▶ Goal of the exercise
Print the whole listing exactly.

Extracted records
__________

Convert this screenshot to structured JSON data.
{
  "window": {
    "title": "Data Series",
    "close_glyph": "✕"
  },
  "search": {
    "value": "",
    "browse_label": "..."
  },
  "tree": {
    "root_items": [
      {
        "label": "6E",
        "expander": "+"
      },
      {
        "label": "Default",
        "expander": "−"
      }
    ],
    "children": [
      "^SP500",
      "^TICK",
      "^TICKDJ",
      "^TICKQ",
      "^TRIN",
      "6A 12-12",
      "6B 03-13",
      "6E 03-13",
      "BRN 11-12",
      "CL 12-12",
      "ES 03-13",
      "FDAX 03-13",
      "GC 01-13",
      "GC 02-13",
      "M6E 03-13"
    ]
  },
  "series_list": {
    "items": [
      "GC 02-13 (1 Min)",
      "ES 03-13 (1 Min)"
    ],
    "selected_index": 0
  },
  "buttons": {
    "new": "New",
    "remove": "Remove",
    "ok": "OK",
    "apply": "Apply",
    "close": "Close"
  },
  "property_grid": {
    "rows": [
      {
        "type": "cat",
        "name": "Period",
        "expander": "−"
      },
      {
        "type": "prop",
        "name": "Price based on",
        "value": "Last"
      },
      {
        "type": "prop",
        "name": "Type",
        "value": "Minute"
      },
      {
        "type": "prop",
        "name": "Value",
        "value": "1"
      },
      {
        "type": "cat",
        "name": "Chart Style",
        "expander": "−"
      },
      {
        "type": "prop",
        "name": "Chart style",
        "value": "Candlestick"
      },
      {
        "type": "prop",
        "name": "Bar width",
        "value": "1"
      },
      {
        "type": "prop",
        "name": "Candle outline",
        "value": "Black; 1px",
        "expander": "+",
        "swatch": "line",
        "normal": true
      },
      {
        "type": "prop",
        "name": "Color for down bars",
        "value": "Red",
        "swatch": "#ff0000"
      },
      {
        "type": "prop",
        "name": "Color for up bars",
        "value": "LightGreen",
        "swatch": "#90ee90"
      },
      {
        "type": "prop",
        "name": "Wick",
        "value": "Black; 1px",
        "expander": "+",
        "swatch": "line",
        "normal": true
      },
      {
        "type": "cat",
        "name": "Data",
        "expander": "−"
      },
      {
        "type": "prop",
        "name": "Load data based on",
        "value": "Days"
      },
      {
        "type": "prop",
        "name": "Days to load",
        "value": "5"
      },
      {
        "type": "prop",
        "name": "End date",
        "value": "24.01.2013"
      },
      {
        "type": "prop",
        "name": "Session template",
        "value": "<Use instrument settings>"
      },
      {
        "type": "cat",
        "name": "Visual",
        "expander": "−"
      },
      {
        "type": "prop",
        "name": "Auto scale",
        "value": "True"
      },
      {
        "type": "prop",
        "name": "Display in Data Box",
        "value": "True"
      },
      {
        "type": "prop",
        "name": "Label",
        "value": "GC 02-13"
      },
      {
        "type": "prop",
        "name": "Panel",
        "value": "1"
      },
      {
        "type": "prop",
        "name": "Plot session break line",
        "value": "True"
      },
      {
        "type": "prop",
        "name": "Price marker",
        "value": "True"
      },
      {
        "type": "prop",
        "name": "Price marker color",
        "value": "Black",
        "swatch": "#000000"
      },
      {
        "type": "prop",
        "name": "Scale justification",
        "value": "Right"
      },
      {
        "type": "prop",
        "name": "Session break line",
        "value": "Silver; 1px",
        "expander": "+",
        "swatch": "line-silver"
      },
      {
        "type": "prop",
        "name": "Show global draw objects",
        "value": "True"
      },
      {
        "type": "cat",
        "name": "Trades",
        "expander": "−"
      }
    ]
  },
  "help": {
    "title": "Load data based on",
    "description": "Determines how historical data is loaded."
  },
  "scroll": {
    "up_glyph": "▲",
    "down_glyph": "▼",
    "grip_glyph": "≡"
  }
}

__________

▶ Finished answer
Convert this screenshot to structured JSON data.
{
  "window": {
    "title": "Data Series",
    "close_glyph": "✕"
  },
  "search": {
    "value": "",
    "browse_label": "..."
  },
  "tree": {
    "root_items": [
      {
        "label": "6E",
        "expander": "+"
      },
      {
        "label": "Default",
        "expander": "−"
      }
    ],
    "children": [
      "^SP500",
      "^TICK",
      "^TICKDJ",
      "^TICKQ",
      "^TRIN",
      "6A 12-12",
      "6B 03-13",
      "6E 03-13",
      "BRN 11-12",
      "CL 12-12",
      "ES 03-13",
      "FDAX 03-13",
      "GC 01-13",
      "GC 02-13",
      "M6E 03-13"
    ]
  },
  "series_list": {
    "items": [
      "GC 02-13 (1 Min)",
      "ES 03-13 (1 Min)"
    ],
    "selected_index": 0
  },
  "buttons": {
    "new": "New",
    "remove": "Remove",
    "ok": "OK",
    "apply": "Apply",
    "close": "Close"
  },
  "property_grid": {
    "rows": [
      {
        "type": "cat",
        "name": "Period",
        "expander": "−"
      },
      {
        "type": "prop",
        "name": "Price based on",
        "value": "Last"
      },
      {
        "type": "prop",
        "name": "Type",
        "value": "Minute"
      },
      {
        "type": "prop",
        "name": "Value",
        "value": "1"
      },
      {
        "type": "cat",
        "name": "Chart Style",
        "expander": "−"
      },
      {
        "type": "prop",
        "name": "Chart style",
        "value": "Candlestick"
      },
      {
        "type": "prop",
        "name": "Bar width",
        "value": "1"
      },
      {
        "type": "prop",
        "name": "Candle outline",
        "value": "Black; 1px",
        "expander": "+",
        "swatch": "line",
        "normal": true
      },
      {
        "type": "prop",
        "name": "Color for down bars",
        "value": "Red",
        "swatch": "#ff0000"
      },
      {
        "type": "prop",
        "name": "Color for up bars",
        "value": "LightGreen",
        "swatch": "#90ee90"
      },
      {
        "type": "prop",
        "name": "Wick",
        "value": "Black; 1px",
        "expander": "+",
        "swatch": "line",
        "normal": true
      },
      {
        "type": "cat",
        "name": "Data",
        "expander": "−"
      },
      {
        "type": "prop",
        "name": "Load data based on",
        "value": "Days"
      },
      {
        "type": "prop",
        "name": "Days to load",
        "value": "5"
      },
      {
        "type": "prop",
        "name": "End date",
        "value": "24.01.2013"
      },
      {
        "type": "prop",
        "name": "Session template",
        "value": "<Use instrument settings>"
      },
      {
        "type": "cat",
        "name": "Visual",
        "expander": "−"
      },
      {
        "type": "prop",
        "name": "Auto scale",
        "value": "True"
      },
      {
        "type": "prop",
        "name": "Display in Data Box",
        "value": "True"
      },
      {
        "type": "prop",
        "name": "Label",
        "value": "GC 02-13"
      },
      {
        "type": "prop",
        "name": "Panel",
        "value": "1"
      },
      {
        "type": "prop",
        "name": "Plot session break line",
        "value": "True"
      },
      {
        "type": "prop",
        "name": "Price marker",
        "value": "True"
      },
      {
        "type": "prop",
        "name": "Price marker color",
        "value": "Black",
        "swatch": "#000000"
      },
      {
        "type": "prop",
        "name": "Scale justification",
        "value": "Right"
      },
      {
        "type": "prop",
        "name": "Session break line",
        "value": "Silver; 1px",
        "expander": "+",
        "swatch": "line-silver"
      },
      {
        "type": "prop",
        "name": "Show global draw objects",
        "value": "True"
      },
      {
        "type": "cat",
        "name": "Trades",
        "expander": "−"
      }
    ]
  },
  "help": {
    "title": "Load data based on",
    "description": "Determines how historical data is loaded."
  },
  "scroll": {
    "up_glyph": "▲",
    "down_glyph": "▼",
    "grip_glyph": "≡"
  }
}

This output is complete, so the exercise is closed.